# EXERCISE DETAILS:
Reproduce all of the listing below without alteration.

# SUPPLIED INFORMATION:
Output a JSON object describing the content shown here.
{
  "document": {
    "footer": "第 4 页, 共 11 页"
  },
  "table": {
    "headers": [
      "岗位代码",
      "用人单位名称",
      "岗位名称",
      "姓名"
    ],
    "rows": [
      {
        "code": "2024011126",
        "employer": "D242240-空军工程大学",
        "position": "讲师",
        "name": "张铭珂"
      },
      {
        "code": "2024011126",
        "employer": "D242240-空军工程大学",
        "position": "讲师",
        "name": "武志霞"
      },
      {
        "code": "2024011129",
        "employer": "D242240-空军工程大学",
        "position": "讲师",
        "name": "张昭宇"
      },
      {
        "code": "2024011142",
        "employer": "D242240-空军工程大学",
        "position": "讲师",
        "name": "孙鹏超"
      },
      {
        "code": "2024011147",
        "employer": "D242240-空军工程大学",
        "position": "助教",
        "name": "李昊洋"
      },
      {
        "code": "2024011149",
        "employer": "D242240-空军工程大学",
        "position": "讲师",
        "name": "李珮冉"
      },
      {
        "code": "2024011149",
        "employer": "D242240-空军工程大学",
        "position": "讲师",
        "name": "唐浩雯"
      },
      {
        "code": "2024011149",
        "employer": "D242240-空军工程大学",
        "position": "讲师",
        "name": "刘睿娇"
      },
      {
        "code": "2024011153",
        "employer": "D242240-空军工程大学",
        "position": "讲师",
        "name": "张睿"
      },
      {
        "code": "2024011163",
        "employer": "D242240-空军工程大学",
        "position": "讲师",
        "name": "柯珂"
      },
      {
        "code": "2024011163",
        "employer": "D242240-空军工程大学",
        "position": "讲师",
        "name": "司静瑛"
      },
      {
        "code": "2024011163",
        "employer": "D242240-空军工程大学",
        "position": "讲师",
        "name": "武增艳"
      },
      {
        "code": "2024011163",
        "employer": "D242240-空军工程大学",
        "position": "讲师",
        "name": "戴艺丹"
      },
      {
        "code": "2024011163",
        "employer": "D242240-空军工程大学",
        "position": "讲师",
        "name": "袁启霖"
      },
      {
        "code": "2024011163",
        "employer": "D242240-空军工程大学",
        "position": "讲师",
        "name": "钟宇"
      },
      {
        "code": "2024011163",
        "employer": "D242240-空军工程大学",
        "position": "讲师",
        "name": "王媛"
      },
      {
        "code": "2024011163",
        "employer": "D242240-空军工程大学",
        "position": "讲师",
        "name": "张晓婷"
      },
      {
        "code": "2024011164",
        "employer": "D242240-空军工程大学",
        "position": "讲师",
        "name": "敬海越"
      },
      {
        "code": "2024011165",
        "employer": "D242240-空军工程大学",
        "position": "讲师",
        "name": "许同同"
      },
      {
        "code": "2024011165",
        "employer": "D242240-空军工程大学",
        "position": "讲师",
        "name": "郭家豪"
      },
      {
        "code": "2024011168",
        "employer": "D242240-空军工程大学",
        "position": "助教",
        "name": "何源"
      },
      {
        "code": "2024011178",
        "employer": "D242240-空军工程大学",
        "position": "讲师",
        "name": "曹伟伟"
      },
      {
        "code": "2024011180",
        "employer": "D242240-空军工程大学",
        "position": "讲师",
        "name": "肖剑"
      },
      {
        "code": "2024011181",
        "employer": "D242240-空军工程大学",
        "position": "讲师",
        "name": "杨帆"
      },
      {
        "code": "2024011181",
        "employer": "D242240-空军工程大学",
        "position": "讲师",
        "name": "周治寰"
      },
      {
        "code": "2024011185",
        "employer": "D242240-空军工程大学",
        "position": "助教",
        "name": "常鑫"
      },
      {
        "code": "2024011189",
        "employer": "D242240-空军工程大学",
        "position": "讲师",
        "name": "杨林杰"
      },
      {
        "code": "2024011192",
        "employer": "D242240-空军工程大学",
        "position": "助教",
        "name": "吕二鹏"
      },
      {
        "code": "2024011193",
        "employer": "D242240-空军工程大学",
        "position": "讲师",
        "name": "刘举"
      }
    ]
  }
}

# RESULT OF THIS EXERCISE:
Output a JSON object describing the content shown here.
{
  "document": {
    "footer": "第 4 页, 共 11 页"
  },
  "table": {
    "headers": [
      "岗位代码",
      "用人单位名称",
      "岗位名称",
      "姓名"
    ],
    "rows": [
      {
        "code": "2024011126",
        "employer": "D242240-空军工程大学",
        "position": "讲师",
        "name": "张铭珂"
      },
      {
        "code": "2024011126",
        "employer": "D242240-空军工程大学",
        "position": "讲师",
        "name": "武志霞"
      },
      {
        "code": "2024011129",
        "employer": "D242240-空军工程大学",
        "position": "讲师",
        "name": "张昭宇"
      },
      {
        "code": "2024011142",
        "employer": "D242240-空军工程大学",
        "position": "讲师",
        "name": "孙鹏超"
      },
      {
        "code": "2024011147",
        "employer": "D242240-空军工程大学",
        "position": "助教",
        "name": "李昊洋"
      },
      {
        "code": "2024011149",
        "employer": "D242240-空军工程大学",
        "position": "讲师",
        "name": "李珮冉"
      },
      {
        "code": "2024011149",
        "employer": "D242240-空军工程大学",
        "position": "讲师",
        "name": "唐浩雯"
      },
      {
        "code": "2024011149",
        "employer": "D242240-空军工程大学",
        "position": "讲师",
        "name": "刘睿娇"
      },
      {
        "code": "2024011153",
        "employer": "D242240-空军工程大学",
        "position": "讲师",
        "name": "张睿"
      },
      {
        "code": "2024011163",
        "employer": "D242240-空军工程大学",
        "position": "讲师",
        "name": "柯珂"
      },
      {
        "code": "2024011163",
        "employer": "D242240-空军工程大学",
        "position": "讲师",
        "name": "司静瑛"
      },
      {
        "code": "2024011163",
        "employer": "D242240-空军工程大学",
        "position": "讲师",
        "name": "武增艳"
      },
      {
        "code": "2024011163",
        "employer": "D242240-空军工程大学",
        "position": "讲师",
        "name": "戴艺丹"
      },
      {
        "code": "2024011163",
        "employer": "D242240-空军工程大学",
        "position": "讲师",
        "name": "袁启霖"
      },
      {
        "code": "2024011163",
        "employer": "D242240-空军工程大学",
        "position": "讲师",
        "name": "钟宇"
      },
      {
        "code": "2024011163",
        "employer": "D242240-空军工程大学",
        "position": "讲师",
        "name": "王媛"
      },
      {
        "code": "2024011163",
        "employer": "D242240-空军工程大学",
        "position": "讲师",
        "name": "张晓婷"
      },
      {
        "code": "2024011164",
        "employer": "D242240-空军工程大学",
        "position": "讲师",
        "name": "敬海越"
      },
      {
        "code": "2024011165",
        "employer": "D242240-空军工程大学",
        "position": "讲师",
        "name": "许同同"
      },
      {
        "code": "2024011165",
        "employer": "D242240-空军工程大学",
        "position": "讲师",
        "name": "郭家豪"
      },
      {
        "code": "2024011168",
        "employer": "D242240-空军工程大学",
        "position": "助教",
        "name": "何源"
      },
      {
        "code": "2024011178",
        "employer": "D242240-空军工程大学",
        "position": "讲师",
        "name": "曹伟伟"
      },
      {
        "code": "2024011180",
        "employer": "D242240-空军工程大学",
        "position": "讲师",
        "name": "肖剑"
      },
      {
        "code": "2024011181",
        "employer": "D242240-空军工程大学",
        "position": "讲师",
        "name": "杨帆"
      },
      {
        "code": "2024011181",
        "employer": "D242240-空军工程大学",
        "position": "讲师",
        "name": "周治寰"
      },
      {
        "code": "2024011185",
        "employer": "D242240-空军工程大学",
        "position": "助教",
        "name": "常鑫"
      },
      {
        "code": "2024011189",
        "employer": "D242240-空军工程大学",
        "position": "讲师",
        "name": "杨林杰"
      },
      {
        "code": "2024011192",
        "employer": "D242240-空军工程大学",
        "position": "助教",
        "name": "吕二鹏"
      },
      {
        "code": "2024011193",
        "employer": "D242240-空军工程大学",
        "position": "讲师",
        "name": "刘举"
      }
    ]
  }
}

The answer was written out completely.